Report, word for word, every line of the material that contains "color".

(Figure dataset records)
** START **

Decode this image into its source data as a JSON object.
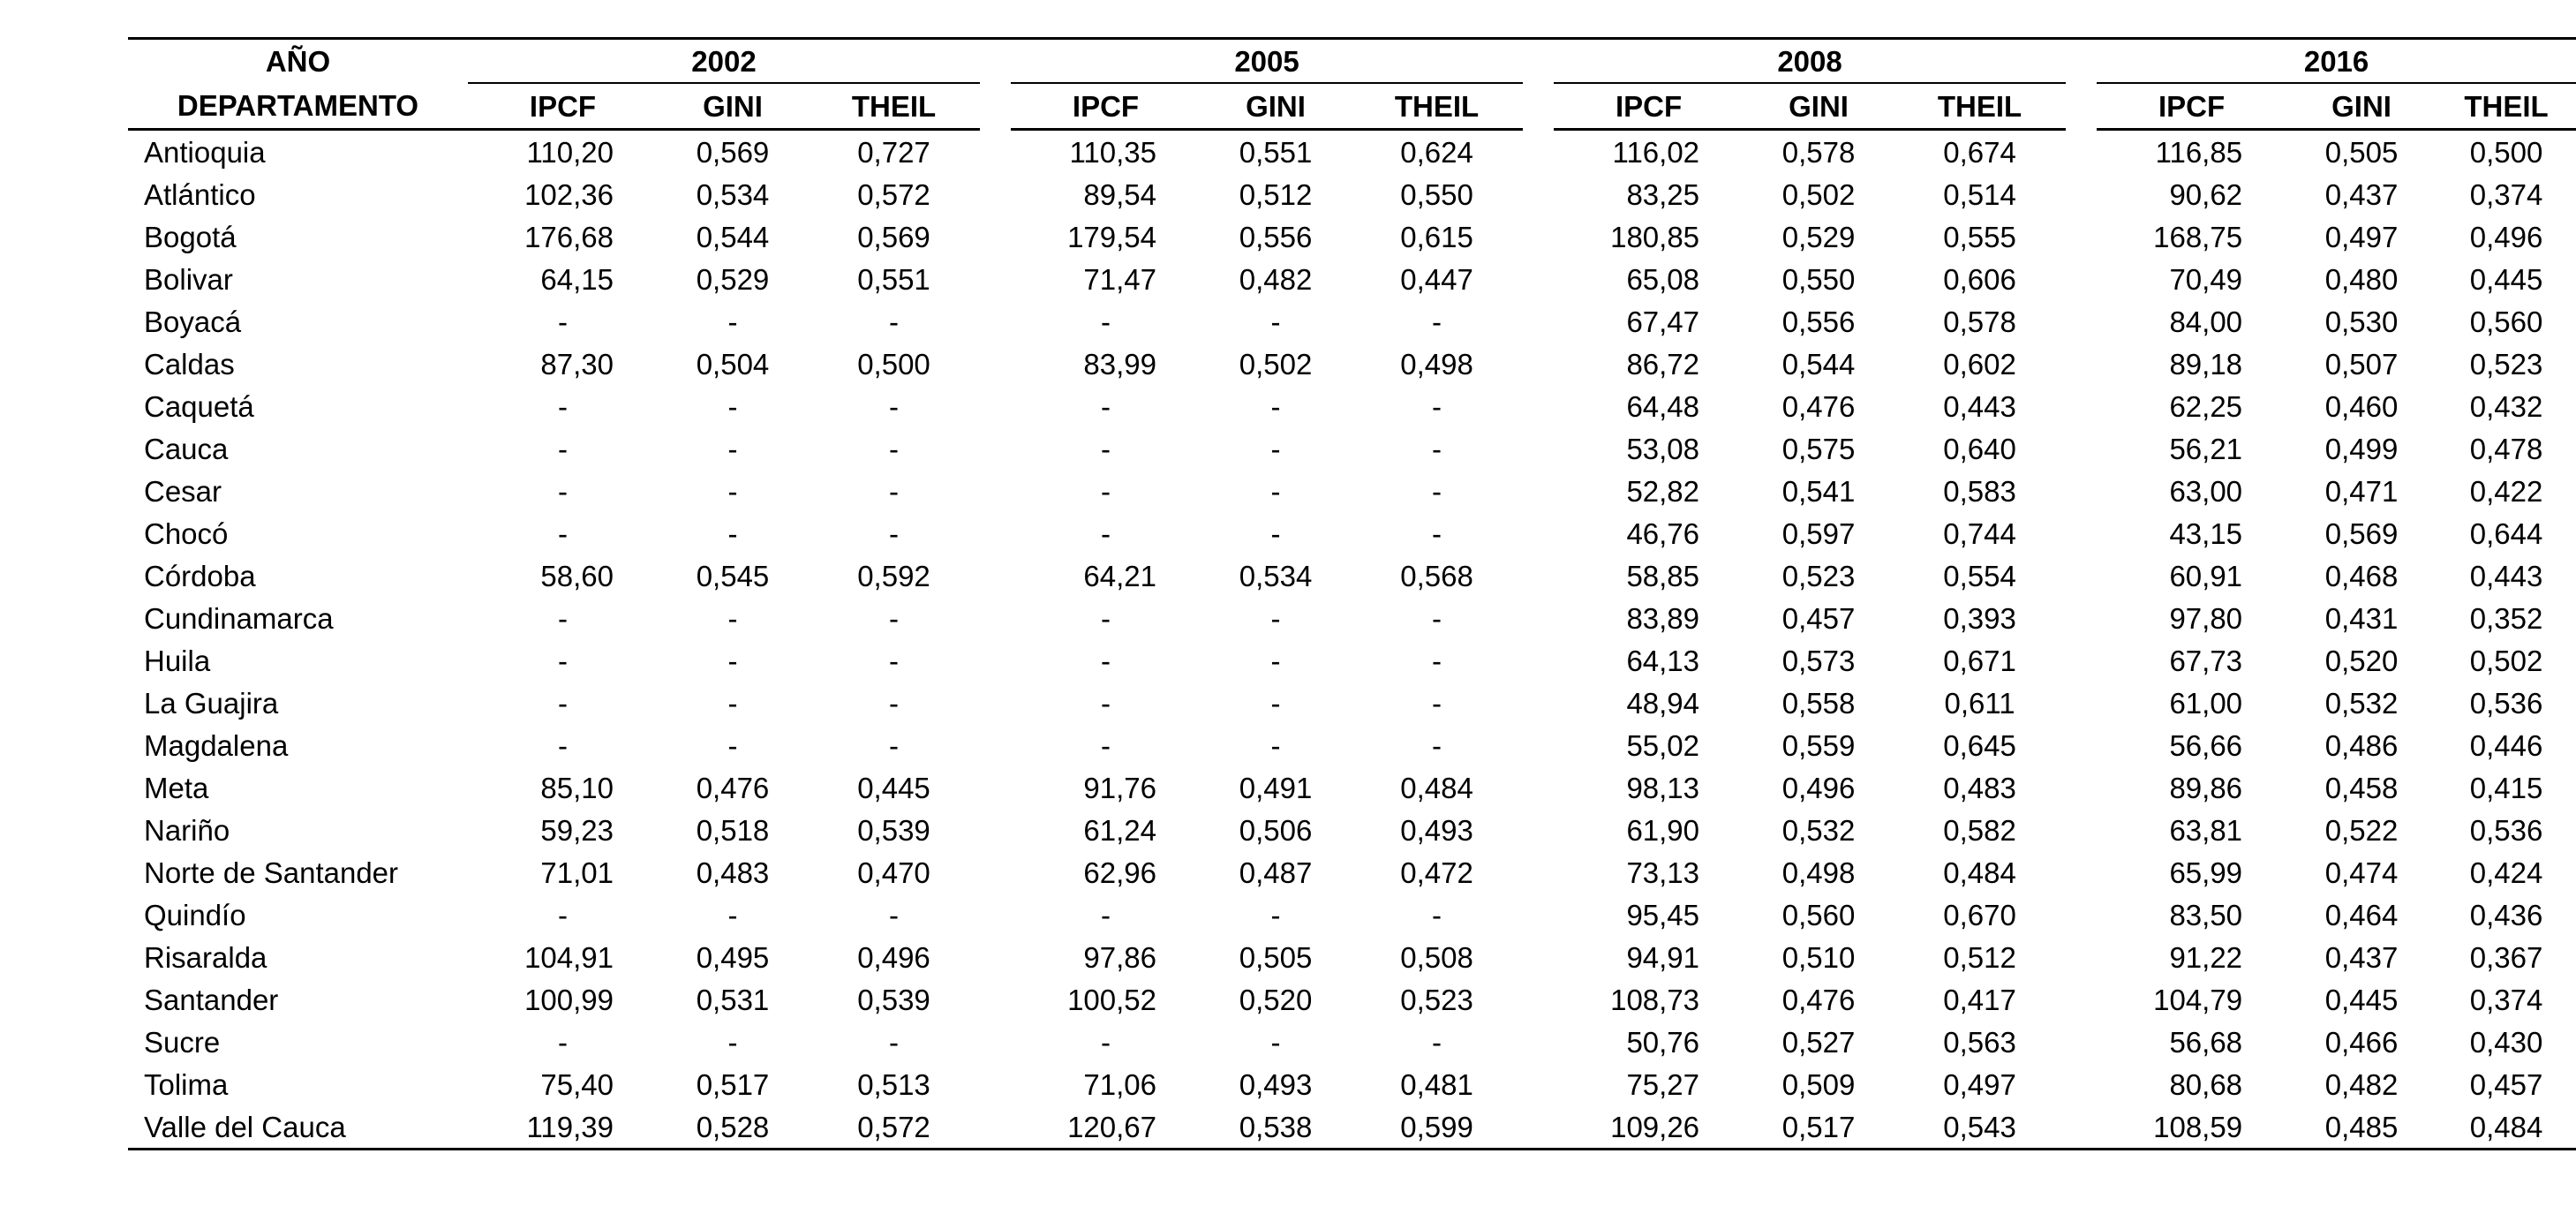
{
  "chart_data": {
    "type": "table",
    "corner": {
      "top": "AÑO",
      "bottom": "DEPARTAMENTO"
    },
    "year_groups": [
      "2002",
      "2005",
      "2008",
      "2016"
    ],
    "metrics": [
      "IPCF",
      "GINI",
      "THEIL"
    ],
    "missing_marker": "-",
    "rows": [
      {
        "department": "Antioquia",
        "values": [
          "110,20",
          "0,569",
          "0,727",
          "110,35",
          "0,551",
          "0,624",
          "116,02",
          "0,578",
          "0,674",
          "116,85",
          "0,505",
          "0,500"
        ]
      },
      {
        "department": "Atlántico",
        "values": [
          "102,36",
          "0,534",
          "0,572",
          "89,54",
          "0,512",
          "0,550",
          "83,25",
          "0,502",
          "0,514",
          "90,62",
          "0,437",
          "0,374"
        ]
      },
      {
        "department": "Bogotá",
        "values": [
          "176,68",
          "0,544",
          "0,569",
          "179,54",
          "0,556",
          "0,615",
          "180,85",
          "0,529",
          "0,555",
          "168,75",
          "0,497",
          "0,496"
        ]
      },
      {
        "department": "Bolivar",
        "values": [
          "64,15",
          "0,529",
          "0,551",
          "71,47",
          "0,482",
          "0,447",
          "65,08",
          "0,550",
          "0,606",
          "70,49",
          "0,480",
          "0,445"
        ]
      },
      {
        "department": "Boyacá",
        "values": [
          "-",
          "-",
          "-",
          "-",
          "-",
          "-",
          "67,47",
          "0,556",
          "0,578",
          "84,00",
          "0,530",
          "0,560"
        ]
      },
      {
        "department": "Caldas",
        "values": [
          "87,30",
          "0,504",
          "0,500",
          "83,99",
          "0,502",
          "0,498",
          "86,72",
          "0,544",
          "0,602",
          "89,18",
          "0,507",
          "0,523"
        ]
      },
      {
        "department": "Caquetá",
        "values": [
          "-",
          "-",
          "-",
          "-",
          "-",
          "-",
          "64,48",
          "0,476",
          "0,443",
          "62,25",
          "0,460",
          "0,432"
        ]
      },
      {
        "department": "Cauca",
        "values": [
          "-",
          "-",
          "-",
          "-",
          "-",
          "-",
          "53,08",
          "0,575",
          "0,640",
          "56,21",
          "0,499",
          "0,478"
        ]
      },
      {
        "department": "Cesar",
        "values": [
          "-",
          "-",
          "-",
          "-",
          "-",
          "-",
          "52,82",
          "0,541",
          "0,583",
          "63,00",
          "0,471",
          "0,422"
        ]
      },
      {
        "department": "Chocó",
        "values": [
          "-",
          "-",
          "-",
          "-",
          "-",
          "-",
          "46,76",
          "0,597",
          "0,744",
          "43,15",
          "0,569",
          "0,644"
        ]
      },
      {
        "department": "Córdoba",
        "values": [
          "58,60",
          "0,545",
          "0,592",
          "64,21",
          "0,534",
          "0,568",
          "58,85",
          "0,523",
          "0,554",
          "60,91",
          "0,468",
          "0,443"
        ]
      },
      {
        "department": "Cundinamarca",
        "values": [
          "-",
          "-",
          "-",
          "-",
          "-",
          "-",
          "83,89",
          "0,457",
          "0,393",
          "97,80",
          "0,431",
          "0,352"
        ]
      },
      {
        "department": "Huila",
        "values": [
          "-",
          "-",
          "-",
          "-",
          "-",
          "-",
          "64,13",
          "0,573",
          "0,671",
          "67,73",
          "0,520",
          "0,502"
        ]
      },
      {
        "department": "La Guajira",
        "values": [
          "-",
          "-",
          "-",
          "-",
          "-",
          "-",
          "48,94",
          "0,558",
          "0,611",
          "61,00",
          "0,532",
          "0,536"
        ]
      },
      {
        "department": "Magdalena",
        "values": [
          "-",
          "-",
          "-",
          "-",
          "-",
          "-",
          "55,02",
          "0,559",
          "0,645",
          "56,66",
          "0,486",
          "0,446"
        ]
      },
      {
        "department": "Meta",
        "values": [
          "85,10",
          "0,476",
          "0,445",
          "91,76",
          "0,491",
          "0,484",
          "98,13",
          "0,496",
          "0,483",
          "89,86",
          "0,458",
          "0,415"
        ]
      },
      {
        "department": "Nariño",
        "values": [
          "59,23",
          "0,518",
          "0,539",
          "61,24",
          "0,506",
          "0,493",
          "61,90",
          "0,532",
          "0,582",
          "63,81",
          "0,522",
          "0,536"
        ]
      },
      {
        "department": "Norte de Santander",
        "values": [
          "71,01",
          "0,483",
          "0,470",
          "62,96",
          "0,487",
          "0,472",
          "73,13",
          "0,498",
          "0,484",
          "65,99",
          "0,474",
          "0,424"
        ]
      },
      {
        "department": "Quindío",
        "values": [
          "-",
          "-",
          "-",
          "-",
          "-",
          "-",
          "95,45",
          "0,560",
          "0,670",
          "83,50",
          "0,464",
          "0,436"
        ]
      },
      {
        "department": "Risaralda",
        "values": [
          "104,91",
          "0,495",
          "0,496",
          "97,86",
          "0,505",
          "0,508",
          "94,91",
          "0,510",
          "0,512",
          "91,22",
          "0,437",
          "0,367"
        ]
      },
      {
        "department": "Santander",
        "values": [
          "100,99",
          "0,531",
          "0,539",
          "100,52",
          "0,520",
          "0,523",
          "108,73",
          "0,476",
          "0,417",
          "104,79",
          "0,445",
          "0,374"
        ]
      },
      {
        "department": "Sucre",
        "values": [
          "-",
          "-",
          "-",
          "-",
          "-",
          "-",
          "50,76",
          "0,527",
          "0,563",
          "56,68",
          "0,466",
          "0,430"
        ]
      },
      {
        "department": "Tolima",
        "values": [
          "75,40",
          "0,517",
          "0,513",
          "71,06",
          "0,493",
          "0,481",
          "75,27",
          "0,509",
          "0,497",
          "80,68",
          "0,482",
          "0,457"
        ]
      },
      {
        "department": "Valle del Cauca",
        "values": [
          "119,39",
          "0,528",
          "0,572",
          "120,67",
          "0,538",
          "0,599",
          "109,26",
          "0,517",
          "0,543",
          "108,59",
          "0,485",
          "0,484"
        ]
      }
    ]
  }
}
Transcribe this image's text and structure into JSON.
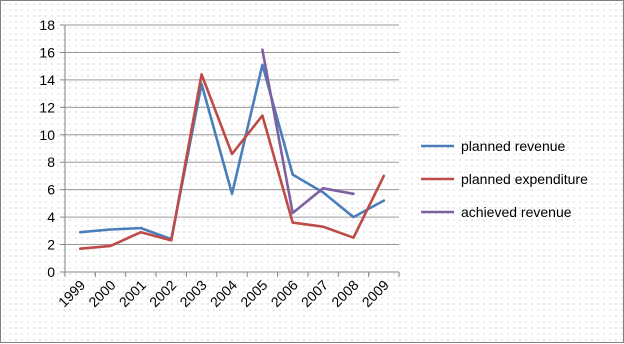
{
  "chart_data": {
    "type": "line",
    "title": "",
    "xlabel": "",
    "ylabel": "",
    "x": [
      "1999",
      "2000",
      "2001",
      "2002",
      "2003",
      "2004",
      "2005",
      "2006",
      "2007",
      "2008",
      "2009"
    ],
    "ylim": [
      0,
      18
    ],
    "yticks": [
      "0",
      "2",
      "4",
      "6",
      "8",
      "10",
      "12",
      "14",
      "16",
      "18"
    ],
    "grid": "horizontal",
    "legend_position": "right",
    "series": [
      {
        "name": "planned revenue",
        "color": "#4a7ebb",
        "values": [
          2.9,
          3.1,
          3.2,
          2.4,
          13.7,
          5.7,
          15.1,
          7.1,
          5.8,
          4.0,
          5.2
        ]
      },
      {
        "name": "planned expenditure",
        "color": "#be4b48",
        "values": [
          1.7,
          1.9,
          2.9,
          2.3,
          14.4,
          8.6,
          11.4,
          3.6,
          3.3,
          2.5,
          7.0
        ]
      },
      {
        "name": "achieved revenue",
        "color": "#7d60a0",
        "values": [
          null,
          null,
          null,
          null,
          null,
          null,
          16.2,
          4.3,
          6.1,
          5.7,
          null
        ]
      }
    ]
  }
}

** END **

_SOLUTION_.
        "color": "#4a7ebb",
        "color": "#be4b48",
        "color": "#7d60a0",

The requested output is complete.